ASSIGNED TASK =>
Rewrite the abstract on very low birth weight deliveries, starting at the words "PURPOSE: The purpose" and ending after "was also assessed.", with "Level 1" changed to "Level I" each time it appears.

(SUPPLIED PASSAGE begins)

Publication TypeJournal Article
Year of Publication1999
AuthorsGould JB, Sarnoff R, Liu H, Bell DR, Chavez G
JournalJ Perinatol
Date Published1999 Apr-May
KeywordsCalifornia, Female, Health Services Accessibility, Hospitals, Humans, Infant, Newborn, Infant, Very Low Birth Weight, Intensive Care Units, Neonatal, Logistic Models, Perinatology, Pregnancy, Socioeconomic Factors

PURPOSE: The purpose of this study was to assess the extent of variation in the percentage of very low birth weight (VLBW) infants born at perinatal Level 1 hospitals (no Neonatal Intensive Care Unit [NICU]) across California's nine geographic Perinatal regions. The role of sociodemographic, perinatal, and geographic factors was also assessed.

METHODS: Multivariate analysis of California birth certificate files between 1989 and 1993, for 24,094 live-born infants weighing between 500 and 1499 gm, was conducted to identify factors associated with delivery at a Level 1 hospital. Analyses specific for race and ethnicity were also conducted for Hispanic, African American, and white cohorts.

RESULTS: In the 5-year study period, 1989 through 1993, 10.5% (24,094) of all live-born VLBW infants were delivered in Level 1 hospitals. Significant variation across regions was evident, ranging from a regional low of 3.1% to a high of 24.3%. After controlling for multiple factors, the odds of delivering at a Level 1 hospital were decreased for African Americans and South East Asians and increased in Hispanic women as compared with white non-Hispanic women. For all women, less then adequate prenatal care, living in a 50% to 75% urban zip code, and living greater then 25 miles from the nearest NICU significantly increased the odds of VLBW delivery at a Level 1 hospital. For Hispanics, teen pregnancy and having two or more prior infant deaths increased the odds, whereas Medi-Cal as the payer source for delivery and two or more pregnancy complications decreased the odds of a Level 1 VLBW delivery. After taking these factors into account, when compared with Los Angeles, the odds of inappropriate delivery site ranged from 0.37 to 2.75 across California's nine geographic perinatal regions. Of this variation, 78% could be accounted for by the percentage of total births that delivered at a region's Level 1 hospitals.

CONCLUSION: The overall state average of 10.5% deliveries of VLBW at Level 1 hospitals, although close to the 10% national objective for the year 2000, did not indicate the wide variation seen across California's nine geographic regions. Risk-adjusted regional differences in the likelihood of inappropriate delivery site for the high-risk VLBW infants suggest that reaching the Healthy People 2000 objective will require further strengthening of California's perinatal regional networks, especially in those regions where a high percentage of total births deliver at Level 1 hospitals.

(SUPPLIED PASSAGE ends)
(EXTRACTED MATERIAL begins)

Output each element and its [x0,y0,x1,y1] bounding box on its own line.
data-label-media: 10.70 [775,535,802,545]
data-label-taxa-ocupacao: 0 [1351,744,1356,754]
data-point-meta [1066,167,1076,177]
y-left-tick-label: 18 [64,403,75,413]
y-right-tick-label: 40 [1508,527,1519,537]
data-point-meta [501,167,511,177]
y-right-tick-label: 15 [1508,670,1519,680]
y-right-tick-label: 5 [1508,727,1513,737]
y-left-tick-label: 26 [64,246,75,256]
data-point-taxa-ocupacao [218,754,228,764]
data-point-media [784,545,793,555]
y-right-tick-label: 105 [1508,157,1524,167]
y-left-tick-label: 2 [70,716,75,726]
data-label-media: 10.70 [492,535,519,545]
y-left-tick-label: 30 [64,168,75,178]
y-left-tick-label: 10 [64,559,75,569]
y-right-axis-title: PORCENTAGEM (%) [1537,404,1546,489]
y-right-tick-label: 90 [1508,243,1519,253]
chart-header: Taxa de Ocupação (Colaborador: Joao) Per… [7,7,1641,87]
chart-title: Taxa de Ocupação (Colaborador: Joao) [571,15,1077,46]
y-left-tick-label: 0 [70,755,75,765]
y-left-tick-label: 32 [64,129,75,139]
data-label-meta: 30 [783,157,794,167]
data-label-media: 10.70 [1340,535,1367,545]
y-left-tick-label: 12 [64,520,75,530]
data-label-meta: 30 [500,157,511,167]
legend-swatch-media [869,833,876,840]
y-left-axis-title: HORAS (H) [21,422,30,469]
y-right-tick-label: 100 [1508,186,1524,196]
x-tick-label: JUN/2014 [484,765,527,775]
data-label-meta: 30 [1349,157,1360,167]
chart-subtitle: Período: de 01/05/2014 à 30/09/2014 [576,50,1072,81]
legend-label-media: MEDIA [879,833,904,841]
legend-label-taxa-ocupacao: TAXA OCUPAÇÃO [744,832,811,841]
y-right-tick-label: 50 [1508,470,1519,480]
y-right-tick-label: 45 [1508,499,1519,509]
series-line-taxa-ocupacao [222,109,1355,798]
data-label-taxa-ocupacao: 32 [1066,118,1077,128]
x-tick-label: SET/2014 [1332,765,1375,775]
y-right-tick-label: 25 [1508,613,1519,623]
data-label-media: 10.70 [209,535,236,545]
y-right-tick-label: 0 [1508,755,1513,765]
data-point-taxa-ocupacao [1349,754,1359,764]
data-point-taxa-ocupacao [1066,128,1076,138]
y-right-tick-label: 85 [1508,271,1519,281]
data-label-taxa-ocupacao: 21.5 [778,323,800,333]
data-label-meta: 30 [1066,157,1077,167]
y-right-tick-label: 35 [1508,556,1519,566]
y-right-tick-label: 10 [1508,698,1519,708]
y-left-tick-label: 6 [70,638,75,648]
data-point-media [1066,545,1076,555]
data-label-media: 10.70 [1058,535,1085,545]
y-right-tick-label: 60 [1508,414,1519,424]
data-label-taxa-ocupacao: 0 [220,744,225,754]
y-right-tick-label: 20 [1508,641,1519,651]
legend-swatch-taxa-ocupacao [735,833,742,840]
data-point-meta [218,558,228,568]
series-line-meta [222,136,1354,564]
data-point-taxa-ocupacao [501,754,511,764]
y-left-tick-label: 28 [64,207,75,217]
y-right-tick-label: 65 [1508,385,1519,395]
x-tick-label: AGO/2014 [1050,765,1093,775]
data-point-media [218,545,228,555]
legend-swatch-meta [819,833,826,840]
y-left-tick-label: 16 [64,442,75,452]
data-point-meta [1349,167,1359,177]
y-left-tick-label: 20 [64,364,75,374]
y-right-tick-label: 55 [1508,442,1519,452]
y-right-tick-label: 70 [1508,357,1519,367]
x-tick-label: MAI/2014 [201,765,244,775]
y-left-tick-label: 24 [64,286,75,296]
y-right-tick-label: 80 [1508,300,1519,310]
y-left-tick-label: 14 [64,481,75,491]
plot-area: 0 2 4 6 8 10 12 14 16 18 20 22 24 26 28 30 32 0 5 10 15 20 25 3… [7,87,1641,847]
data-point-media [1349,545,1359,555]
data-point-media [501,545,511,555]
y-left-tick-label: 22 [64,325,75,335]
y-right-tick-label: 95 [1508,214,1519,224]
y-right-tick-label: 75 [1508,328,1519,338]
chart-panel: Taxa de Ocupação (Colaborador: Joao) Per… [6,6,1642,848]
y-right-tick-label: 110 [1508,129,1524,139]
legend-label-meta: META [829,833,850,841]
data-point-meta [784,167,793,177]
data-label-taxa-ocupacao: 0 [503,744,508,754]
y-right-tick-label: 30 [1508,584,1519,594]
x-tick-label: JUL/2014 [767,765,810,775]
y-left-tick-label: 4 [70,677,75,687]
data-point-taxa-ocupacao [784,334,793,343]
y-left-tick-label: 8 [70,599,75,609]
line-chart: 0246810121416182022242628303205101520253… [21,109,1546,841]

(EXTRACTED MATERIAL ends)

FINISHED TASK =>
PURPOSE: The purpose of this study was to assess the extent of variation in the percentage of very low birth weight (VLBW) infants born at perinatal Level I hospitals (no Neonatal Intensive Care Unit [NICU]) across California's nine geographic Perinatal regions. The role of sociodemographic, perinatal, and geographic factors was also assessed.